SHORT EXERCISE:
What follows is a listing to be transcribed exactly.

Dataset rows
* * * * * * *
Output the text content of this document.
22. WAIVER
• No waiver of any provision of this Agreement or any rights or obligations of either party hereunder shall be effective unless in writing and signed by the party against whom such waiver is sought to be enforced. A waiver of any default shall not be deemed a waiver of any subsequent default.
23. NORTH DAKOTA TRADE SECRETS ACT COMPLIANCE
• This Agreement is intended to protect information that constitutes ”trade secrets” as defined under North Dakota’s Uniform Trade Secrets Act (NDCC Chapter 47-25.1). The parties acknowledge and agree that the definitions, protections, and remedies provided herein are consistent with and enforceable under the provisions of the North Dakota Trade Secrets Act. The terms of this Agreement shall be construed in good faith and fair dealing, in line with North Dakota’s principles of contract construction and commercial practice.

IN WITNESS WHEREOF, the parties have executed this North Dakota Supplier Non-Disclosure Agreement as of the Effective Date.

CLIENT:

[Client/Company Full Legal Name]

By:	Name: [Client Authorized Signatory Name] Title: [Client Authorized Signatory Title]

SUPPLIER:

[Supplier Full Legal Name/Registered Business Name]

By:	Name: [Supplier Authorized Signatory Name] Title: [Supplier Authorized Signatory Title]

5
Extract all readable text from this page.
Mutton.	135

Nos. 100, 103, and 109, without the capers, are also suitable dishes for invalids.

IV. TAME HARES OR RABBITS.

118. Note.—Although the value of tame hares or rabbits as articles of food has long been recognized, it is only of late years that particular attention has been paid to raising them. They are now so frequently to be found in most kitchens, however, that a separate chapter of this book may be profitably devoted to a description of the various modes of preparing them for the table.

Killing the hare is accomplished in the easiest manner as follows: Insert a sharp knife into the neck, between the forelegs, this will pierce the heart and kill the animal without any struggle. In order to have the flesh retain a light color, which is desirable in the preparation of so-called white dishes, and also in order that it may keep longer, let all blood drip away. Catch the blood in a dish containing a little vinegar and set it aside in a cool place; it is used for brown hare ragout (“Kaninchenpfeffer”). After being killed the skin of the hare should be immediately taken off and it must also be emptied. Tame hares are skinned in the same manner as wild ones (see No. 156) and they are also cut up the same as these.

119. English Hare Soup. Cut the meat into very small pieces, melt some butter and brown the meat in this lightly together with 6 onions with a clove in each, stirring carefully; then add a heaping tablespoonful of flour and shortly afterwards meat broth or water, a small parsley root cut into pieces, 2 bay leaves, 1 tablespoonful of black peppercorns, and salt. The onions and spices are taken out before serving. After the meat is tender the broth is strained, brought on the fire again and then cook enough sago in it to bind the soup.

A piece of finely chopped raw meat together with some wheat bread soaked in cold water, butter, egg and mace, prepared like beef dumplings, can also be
* * * * * * *
RESULT:
Output the text content of this document.
22. WAIVER
• No waiver of any provision of this Agreement or any rights or obligations of either party hereunder shall be effective unless in writing and signed by the party against whom such waiver is sought to be enforced. A waiver of any default shall not be deemed a waiver of any subsequent default.
23. NORTH DAKOTA TRADE SECRETS ACT COMPLIANCE
• This Agreement is intended to protect information that constitutes ”trade secrets” as defined under North Dakota’s Uniform Trade Secrets Act (NDCC Chapter 47-25.1). The parties acknowledge and agree that the definitions, protections, and remedies provided herein are consistent with and enforceable under the provisions of the North Dakota Trade Secrets Act. The terms of this Agreement shall be construed in good faith and fair dealing, in line with North Dakota’s principles of contract construction and commercial practice.

IN WITNESS WHEREOF, the parties have executed this North Dakota Supplier Non-Disclosure Agreement as of the Effective Date.

CLIENT:

[Client/Company Full Legal Name]

By:	Name: [Client Authorized Signatory Name] Title: [Client Authorized Signatory Title]

SUPPLIER:

[Supplier Full Legal Name/Registered Business Name]

By:	Name: [Supplier Authorized Signatory Name] Title: [Supplier Authorized Signatory Title]

5
Extract all readable text from this page.
Mutton.	135

Nos. 100, 103, and 109, without the capers, are also suitable dishes for invalids.

IV. TAME HARES OR RABBITS.

118. Note.—Although the value of tame hares or rabbits as articles of food has long been recognized, it is only of late years that particular attention has been paid to raising them. They are now so frequently to be found in most kitchens, however, that a separate chapter of this book may be profitably devoted to a description of the various modes of preparing them for the table.

Killing the hare is accomplished in the easiest manner as follows: Insert a sharp knife into the neck, between the forelegs, this will pierce the heart and kill the animal without any struggle. In order to have the flesh retain a light color, which is desirable in the preparation of so-called white dishes, and also in order that it may keep longer, let all blood drip away. Catch the blood in a dish containing a little vinegar and set it aside in a cool place; it is used for brown hare ragout (“Kaninchenpfeffer”). After being killed the skin of the hare should be immediately taken off and it must also be emptied. Tame hares are skinned in the same manner as wild ones (see No. 156) and they are also cut up the same as these.

119. English Hare Soup. Cut the meat into very small pieces, melt some butter and brown the meat in this lightly together with 6 onions with a clove in each, stirring carefully; then add a heaping tablespoonful of flour and shortly afterwards meat broth or water, a small parsley root cut into pieces, 2 bay leaves, 1 tablespoonful of black peppercorns, and salt. The onions and spices are taken out before serving. After the meat is tender the broth is strained, brought on the fire again and then cook enough sago in it to bind the soup.

A piece of finely chopped raw meat together with some wheat bread soaked in cold water, butter, egg and mace, prepared like beef dumplings, can also be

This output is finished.